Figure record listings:
- - - - -
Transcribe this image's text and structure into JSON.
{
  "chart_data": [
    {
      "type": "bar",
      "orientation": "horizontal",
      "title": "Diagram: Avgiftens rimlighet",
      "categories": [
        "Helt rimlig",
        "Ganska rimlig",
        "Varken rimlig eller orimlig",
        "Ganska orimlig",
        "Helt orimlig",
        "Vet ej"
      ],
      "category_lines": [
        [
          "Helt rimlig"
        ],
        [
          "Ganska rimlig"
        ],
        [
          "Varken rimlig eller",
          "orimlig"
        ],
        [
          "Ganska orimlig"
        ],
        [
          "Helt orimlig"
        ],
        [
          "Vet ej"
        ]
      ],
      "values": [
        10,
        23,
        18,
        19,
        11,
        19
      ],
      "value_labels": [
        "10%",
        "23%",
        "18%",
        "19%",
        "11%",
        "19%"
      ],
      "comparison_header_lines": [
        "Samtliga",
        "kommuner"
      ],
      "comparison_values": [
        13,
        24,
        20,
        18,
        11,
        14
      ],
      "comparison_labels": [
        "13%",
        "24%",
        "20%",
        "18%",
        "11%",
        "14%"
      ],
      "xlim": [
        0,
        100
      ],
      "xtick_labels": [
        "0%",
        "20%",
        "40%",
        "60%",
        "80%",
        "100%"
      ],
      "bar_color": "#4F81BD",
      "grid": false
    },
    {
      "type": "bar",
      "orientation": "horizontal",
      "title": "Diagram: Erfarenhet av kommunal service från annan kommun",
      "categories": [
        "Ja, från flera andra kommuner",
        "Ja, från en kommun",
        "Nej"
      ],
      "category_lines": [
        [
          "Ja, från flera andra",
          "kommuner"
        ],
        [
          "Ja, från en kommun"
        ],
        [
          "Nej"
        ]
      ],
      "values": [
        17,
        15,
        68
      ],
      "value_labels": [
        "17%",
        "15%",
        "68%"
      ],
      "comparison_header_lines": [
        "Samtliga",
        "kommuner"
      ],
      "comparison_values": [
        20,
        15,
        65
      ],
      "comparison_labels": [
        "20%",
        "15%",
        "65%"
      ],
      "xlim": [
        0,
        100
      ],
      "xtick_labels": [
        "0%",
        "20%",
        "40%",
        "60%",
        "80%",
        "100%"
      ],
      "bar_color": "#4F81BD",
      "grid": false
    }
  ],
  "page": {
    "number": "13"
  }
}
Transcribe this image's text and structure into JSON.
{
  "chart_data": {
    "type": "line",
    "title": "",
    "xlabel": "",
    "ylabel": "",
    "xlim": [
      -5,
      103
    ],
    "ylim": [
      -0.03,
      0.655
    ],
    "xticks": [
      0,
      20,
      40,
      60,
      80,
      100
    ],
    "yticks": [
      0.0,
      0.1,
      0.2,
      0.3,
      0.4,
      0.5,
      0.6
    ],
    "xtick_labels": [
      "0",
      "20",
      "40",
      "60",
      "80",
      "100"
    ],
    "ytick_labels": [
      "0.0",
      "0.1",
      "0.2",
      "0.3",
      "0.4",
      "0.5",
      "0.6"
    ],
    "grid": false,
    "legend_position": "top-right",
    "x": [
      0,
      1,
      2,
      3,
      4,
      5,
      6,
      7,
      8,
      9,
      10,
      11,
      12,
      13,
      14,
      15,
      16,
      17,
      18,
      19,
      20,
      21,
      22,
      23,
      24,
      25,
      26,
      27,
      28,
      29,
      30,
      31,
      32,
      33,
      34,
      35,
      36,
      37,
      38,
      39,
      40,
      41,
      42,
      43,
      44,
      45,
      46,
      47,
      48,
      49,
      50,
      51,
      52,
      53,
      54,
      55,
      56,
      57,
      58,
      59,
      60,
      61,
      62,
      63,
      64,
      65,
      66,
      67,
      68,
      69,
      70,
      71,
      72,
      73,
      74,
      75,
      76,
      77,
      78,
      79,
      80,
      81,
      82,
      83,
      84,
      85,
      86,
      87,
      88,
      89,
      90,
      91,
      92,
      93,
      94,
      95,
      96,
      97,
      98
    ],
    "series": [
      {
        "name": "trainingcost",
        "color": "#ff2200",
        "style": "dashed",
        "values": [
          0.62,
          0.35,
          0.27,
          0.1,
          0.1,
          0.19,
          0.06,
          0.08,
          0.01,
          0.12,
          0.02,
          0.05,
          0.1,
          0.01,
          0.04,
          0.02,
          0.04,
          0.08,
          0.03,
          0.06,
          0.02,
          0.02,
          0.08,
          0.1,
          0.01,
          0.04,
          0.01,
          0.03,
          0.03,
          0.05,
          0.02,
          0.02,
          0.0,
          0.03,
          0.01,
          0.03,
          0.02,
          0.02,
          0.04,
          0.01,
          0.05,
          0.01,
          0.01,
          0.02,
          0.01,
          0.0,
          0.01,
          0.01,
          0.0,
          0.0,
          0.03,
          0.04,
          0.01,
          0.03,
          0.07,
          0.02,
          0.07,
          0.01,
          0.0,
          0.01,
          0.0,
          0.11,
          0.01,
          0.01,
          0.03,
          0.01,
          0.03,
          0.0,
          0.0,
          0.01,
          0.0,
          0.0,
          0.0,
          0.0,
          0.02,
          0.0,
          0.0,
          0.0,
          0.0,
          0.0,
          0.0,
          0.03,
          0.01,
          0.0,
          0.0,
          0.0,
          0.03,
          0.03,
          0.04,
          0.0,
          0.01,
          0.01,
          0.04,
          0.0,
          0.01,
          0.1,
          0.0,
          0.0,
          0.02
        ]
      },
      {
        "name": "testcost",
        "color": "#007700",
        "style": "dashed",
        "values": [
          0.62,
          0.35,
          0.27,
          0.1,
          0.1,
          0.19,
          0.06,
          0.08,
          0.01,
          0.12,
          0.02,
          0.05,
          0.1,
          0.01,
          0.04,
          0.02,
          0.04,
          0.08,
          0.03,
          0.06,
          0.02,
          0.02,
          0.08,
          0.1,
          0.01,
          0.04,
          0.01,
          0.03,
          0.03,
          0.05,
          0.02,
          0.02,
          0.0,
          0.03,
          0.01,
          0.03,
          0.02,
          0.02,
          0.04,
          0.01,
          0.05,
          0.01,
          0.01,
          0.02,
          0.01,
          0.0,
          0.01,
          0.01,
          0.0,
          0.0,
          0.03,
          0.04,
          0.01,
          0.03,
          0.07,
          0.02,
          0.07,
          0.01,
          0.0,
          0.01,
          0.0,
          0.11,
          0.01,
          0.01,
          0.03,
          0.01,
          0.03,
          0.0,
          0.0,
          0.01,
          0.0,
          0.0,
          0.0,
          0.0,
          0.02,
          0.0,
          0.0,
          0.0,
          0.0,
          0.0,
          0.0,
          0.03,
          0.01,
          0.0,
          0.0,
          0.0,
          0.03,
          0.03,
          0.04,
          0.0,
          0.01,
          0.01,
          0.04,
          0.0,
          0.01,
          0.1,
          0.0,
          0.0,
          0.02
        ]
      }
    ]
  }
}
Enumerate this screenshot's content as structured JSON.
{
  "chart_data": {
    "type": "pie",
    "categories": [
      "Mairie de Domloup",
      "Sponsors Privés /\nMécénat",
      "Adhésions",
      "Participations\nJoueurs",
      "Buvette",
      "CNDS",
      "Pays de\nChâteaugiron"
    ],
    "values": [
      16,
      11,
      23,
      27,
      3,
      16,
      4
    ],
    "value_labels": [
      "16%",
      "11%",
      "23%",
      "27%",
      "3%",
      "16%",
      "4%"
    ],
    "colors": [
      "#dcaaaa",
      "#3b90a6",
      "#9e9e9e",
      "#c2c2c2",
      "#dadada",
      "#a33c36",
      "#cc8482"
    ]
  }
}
- - - - -
Directions:
Quote every record above exactly.

Answer in full:
Transcribe this image's text and structure into JSON.
{
  "chart_data": [
    {
      "type": "bar",
      "orientation": "horizontal",
      "title": "Diagram: Avgiftens rimlighet",
      "categories": [
        "Helt rimlig",
        "Ganska rimlig",
        "Varken rimlig eller orimlig",
        "Ganska orimlig",
        "Helt orimlig",
        "Vet ej"
      ],
      "category_lines": [
        [
          "Helt rimlig"
        ],
        [
          "Ganska rimlig"
        ],
        [
          "Varken rimlig eller",
          "orimlig"
        ],
        [
          "Ganska orimlig"
        ],
        [
          "Helt orimlig"
        ],
        [
          "Vet ej"
        ]
      ],
      "values": [
        10,
        23,
        18,
        19,
        11,
        19
      ],
      "value_labels": [
        "10%",
        "23%",
        "18%",
        "19%",
        "11%",
        "19%"
      ],
      "comparison_header_lines": [
        "Samtliga",
        "kommuner"
      ],
      "comparison_values": [
        13,
        24,
        20,
        18,
        11,
        14
      ],
      "comparison_labels": [
        "13%",
        "24%",
        "20%",
        "18%",
        "11%",
        "14%"
      ],
      "xlim": [
        0,
        100
      ],
      "xtick_labels": [
        "0%",
        "20%",
        "40%",
        "60%",
        "80%",
        "100%"
      ],
      "bar_color": "#4F81BD",
      "grid": false
    },
    {
      "type": "bar",
      "orientation": "horizontal",
      "title": "Diagram: Erfarenhet av kommunal service från annan kommun",
      "categories": [
        "Ja, från flera andra kommuner",
        "Ja, från en kommun",
        "Nej"
      ],
      "category_lines": [
        [
          "Ja, från flera andra",
          "kommuner"
        ],
        [
          "Ja, från en kommun"
        ],
        [
          "Nej"
        ]
      ],
      "values": [
        17,
        15,
        68
      ],
      "value_labels": [
        "17%",
        "15%",
        "68%"
      ],
      "comparison_header_lines": [
        "Samtliga",
        "kommuner"
      ],
      "comparison_values": [
        20,
        15,
        65
      ],
      "comparison_labels": [
        "20%",
        "15%",
        "65%"
      ],
      "xlim": [
        0,
        100
      ],
      "xtick_labels": [
        "0%",
        "20%",
        "40%",
        "60%",
        "80%",
        "100%"
      ],
      "bar_color": "#4F81BD",
      "grid": false
    }
  ],
  "page": {
    "number": "13"
  }
}
Transcribe this image's text and structure into JSON.
{
  "chart_data": {
    "type": "line",
    "title": "",
    "xlabel": "",
    "ylabel": "",
    "xlim": [
      -5,
      103
    ],
    "ylim": [
      -0.03,
      0.655
    ],
    "xticks": [
      0,
      20,
      40,
      60,
      80,
      100
    ],
    "yticks": [
      0.0,
      0.1,
      0.2,
      0.3,
      0.4,
      0.5,
      0.6
    ],
    "xtick_labels": [
      "0",
      "20",
      "40",
      "60",
      "80",
      "100"
    ],
    "ytick_labels": [
      "0.0",
      "0.1",
      "0.2",
      "0.3",
      "0.4",
      "0.5",
      "0.6"
    ],
    "grid": false,
    "legend_position": "top-right",
    "x": [
      0,
      1,
      2,
      3,
      4,
      5,
      6,
      7,
      8,
      9,
      10,
      11,
      12,
      13,
      14,
      15,
      16,
      17,
      18,
      19,
      20,
      21,
      22,
      23,
      24,
      25,
      26,
      27,
      28,
      29,
      30,
      31,
      32,
      33,
      34,
      35,
      36,
      37,
      38,
      39,
      40,
      41,
      42,
      43,
      44,
      45,
      46,
      47,
      48,
      49,
      50,
      51,
      52,
      53,
      54,
      55,
      56,
      57,
      58,
      59,
      60,
      61,
      62,
      63,
      64,
      65,
      66,
      67,
      68,
      69,
      70,
      71,
      72,
      73,
      74,
      75,
      76,
      77,
      78,
      79,
      80,
      81,
      82,
      83,
      84,
      85,
      86,
      87,
      88,
      89,
      90,
      91,
      92,
      93,
      94,
      95,
      96,
      97,
      98
    ],
    "series": [
      {
        "name": "trainingcost",
        "color": "#ff2200",
        "style": "dashed",
        "values": [
          0.62,
          0.35,
          0.27,
          0.1,
          0.1,
          0.19,
          0.06,
          0.08,
          0.01,
          0.12,
          0.02,
          0.05,
          0.1,
          0.01,
          0.04,
          0.02,
          0.04,
          0.08,
          0.03,
          0.06,
          0.02,
          0.02,
          0.08,
          0.1,
          0.01,
          0.04,
          0.01,
          0.03,
          0.03,
          0.05,
          0.02,
          0.02,
          0.0,
          0.03,
          0.01,
          0.03,
          0.02,
          0.02,
          0.04,
          0.01,
          0.05,
          0.01,
          0.01,
          0.02,
          0.01,
          0.0,
          0.01,
          0.01,
          0.0,
          0.0,
          0.03,
          0.04,
          0.01,
          0.03,
          0.07,
          0.02,
          0.07,
          0.01,
          0.0,
          0.01,
          0.0,
          0.11,
          0.01,
          0.01,
          0.03,
          0.01,
          0.03,
          0.0,
          0.0,
          0.01,
          0.0,
          0.0,
          0.0,
          0.0,
          0.02,
          0.0,
          0.0,
          0.0,
          0.0,
          0.0,
          0.0,
          0.03,
          0.01,
          0.0,
          0.0,
          0.0,
          0.03,
          0.03,
          0.04,
          0.0,
          0.01,
          0.01,
          0.04,
          0.0,
          0.01,
          0.1,
          0.0,
          0.0,
          0.02
        ]
      },
      {
        "name": "testcost",
        "color": "#007700",
        "style": "dashed",
        "values": [
          0.62,
          0.35,
          0.27,
          0.1,
          0.1,
          0.19,
          0.06,
          0.08,
          0.01,
          0.12,
          0.02,
          0.05,
          0.1,
          0.01,
          0.04,
          0.02,
          0.04,
          0.08,
          0.03,
          0.06,
          0.02,
          0.02,
          0.08,
          0.1,
          0.01,
          0.04,
          0.01,
          0.03,
          0.03,
          0.05,
          0.02,
          0.02,
          0.0,
          0.03,
          0.01,
          0.03,
          0.02,
          0.02,
          0.04,
          0.01,
          0.05,
          0.01,
          0.01,
          0.02,
          0.01,
          0.0,
          0.01,
          0.01,
          0.0,
          0.0,
          0.03,
          0.04,
          0.01,
          0.03,
          0.07,
          0.02,
          0.07,
          0.01,
          0.0,
          0.01,
          0.0,
          0.11,
          0.01,
          0.01,
          0.03,
          0.01,
          0.03,
          0.0,
          0.0,
          0.01,
          0.0,
          0.0,
          0.0,
          0.0,
          0.02,
          0.0,
          0.0,
          0.0,
          0.0,
          0.0,
          0.0,
          0.03,
          0.01,
          0.0,
          0.0,
          0.0,
          0.03,
          0.03,
          0.04,
          0.0,
          0.01,
          0.01,
          0.04,
          0.0,
          0.01,
          0.1,
          0.0,
          0.0,
          0.02
        ]
      }
    ]
  }
}
Enumerate this screenshot's content as structured JSON.
{
  "chart_data": {
    "type": "pie",
    "categories": [
      "Mairie de Domloup",
      "Sponsors Privés /\nMécénat",
      "Adhésions",
      "Participations\nJoueurs",
      "Buvette",
      "CNDS",
      "Pays de\nChâteaugiron"
    ],
    "values": [
      16,
      11,
      23,
      27,
      3,
      16,
      4
    ],
    "value_labels": [
      "16%",
      "11%",
      "23%",
      "27%",
      "3%",
      "16%",
      "4%"
    ],
    "colors": [
      "#dcaaaa",
      "#3b90a6",
      "#9e9e9e",
      "#c2c2c2",
      "#dadada",
      "#a33c36",
      "#cc8482"
    ]
  }
}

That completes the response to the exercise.